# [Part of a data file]
▽

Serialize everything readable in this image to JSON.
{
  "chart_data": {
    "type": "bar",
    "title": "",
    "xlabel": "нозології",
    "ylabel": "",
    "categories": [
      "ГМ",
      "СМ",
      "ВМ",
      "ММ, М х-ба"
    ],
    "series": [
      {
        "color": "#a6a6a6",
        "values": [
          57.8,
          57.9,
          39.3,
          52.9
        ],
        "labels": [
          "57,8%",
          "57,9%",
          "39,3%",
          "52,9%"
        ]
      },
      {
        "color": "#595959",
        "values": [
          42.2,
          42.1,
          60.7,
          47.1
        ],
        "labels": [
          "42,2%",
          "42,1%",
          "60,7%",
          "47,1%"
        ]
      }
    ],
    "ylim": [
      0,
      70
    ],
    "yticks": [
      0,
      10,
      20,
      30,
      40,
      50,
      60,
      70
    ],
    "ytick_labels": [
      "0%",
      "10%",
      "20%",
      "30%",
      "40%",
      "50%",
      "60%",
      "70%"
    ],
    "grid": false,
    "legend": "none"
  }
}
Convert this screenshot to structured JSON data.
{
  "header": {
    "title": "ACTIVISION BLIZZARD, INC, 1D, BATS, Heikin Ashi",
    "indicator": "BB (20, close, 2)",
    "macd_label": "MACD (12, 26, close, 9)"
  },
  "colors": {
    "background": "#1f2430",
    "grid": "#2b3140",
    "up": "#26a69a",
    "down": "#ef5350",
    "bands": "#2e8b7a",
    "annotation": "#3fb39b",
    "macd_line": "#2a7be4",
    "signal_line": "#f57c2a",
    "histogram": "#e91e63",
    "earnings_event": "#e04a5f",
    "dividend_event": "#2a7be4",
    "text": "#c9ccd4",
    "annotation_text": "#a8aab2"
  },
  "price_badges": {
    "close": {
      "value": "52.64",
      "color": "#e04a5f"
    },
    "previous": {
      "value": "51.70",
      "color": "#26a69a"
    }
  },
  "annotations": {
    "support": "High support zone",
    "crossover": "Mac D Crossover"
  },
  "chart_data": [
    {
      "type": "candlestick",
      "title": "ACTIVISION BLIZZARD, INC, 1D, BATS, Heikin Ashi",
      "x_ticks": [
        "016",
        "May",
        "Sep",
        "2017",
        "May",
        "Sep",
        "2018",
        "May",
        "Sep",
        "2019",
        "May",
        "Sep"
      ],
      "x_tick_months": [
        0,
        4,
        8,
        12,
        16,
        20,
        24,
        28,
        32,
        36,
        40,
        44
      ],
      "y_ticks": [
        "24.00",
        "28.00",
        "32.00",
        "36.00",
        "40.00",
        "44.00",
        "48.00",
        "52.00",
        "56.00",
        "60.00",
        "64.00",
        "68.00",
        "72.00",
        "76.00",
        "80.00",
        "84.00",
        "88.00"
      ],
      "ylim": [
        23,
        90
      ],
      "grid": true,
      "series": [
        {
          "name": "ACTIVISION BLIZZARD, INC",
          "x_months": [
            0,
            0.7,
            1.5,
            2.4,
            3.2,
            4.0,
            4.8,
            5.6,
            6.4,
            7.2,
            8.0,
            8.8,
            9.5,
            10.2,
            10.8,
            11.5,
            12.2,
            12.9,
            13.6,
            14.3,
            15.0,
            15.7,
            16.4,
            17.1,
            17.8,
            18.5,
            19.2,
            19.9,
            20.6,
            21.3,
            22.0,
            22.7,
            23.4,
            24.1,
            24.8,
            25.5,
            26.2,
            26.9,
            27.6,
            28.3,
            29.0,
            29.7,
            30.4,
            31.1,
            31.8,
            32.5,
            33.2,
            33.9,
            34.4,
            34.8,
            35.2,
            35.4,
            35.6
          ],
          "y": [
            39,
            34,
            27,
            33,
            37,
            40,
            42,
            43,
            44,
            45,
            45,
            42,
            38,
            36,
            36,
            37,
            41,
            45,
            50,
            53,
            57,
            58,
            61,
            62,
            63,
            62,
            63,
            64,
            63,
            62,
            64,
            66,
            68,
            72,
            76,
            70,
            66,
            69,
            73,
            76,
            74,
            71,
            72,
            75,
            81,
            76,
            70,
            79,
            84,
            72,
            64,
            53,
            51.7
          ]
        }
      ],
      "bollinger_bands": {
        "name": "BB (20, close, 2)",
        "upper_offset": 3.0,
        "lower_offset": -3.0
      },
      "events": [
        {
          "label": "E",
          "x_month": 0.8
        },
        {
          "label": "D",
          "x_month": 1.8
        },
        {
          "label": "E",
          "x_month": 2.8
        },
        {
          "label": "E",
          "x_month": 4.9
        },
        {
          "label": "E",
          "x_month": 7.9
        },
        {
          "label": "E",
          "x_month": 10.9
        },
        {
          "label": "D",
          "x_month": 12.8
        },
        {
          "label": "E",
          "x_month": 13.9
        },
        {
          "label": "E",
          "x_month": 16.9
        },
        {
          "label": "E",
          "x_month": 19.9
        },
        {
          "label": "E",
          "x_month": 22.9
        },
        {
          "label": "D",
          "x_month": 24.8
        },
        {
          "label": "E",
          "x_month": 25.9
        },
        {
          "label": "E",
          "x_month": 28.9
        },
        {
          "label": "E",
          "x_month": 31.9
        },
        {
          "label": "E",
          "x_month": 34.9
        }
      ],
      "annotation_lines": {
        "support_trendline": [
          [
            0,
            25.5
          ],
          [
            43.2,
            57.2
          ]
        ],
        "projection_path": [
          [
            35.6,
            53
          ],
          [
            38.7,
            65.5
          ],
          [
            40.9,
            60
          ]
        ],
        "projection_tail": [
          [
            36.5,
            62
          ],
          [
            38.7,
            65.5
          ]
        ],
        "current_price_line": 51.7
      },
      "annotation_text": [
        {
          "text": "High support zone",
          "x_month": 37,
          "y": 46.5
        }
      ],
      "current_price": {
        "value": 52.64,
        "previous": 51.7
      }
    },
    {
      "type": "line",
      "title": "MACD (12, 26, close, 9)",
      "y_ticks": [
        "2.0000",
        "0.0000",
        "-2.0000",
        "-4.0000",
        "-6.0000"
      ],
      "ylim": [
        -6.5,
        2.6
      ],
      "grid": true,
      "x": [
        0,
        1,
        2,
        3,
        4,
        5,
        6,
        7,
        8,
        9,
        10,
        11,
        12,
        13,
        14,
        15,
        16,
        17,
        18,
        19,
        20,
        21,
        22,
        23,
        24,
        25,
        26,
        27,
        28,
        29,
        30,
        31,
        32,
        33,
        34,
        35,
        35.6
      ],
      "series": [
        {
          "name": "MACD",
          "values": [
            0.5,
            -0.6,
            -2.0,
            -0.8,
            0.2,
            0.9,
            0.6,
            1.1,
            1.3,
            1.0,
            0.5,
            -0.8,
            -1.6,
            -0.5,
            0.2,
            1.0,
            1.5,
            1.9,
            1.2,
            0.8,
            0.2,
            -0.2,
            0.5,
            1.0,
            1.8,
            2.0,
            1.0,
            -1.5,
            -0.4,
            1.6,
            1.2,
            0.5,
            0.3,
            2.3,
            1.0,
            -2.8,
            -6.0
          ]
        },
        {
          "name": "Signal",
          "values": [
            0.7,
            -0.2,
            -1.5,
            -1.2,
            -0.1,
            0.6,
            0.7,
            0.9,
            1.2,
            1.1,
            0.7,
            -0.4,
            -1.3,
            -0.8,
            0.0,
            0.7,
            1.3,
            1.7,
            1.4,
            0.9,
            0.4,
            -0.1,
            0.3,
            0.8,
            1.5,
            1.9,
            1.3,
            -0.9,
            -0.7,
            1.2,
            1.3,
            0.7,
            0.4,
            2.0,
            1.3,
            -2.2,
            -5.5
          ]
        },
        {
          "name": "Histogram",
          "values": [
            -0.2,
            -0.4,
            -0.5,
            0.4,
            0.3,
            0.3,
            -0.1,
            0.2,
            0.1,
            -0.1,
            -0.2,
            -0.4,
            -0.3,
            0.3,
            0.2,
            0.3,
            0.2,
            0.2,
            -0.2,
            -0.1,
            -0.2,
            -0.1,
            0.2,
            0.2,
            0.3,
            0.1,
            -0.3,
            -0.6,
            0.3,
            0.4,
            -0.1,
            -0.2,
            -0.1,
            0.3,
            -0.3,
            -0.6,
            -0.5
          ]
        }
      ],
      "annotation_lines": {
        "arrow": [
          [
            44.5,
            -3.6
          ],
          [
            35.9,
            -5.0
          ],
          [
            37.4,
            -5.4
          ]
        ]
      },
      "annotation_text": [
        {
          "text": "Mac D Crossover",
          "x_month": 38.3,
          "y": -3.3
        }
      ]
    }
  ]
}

△

# [SHORT PROBLEM]
Show every line in the records above that contains the word "Crossover".

# [FINISHED ANSWER]
    "crossover": "Mac D Crossover"
          "text": "Mac D Crossover",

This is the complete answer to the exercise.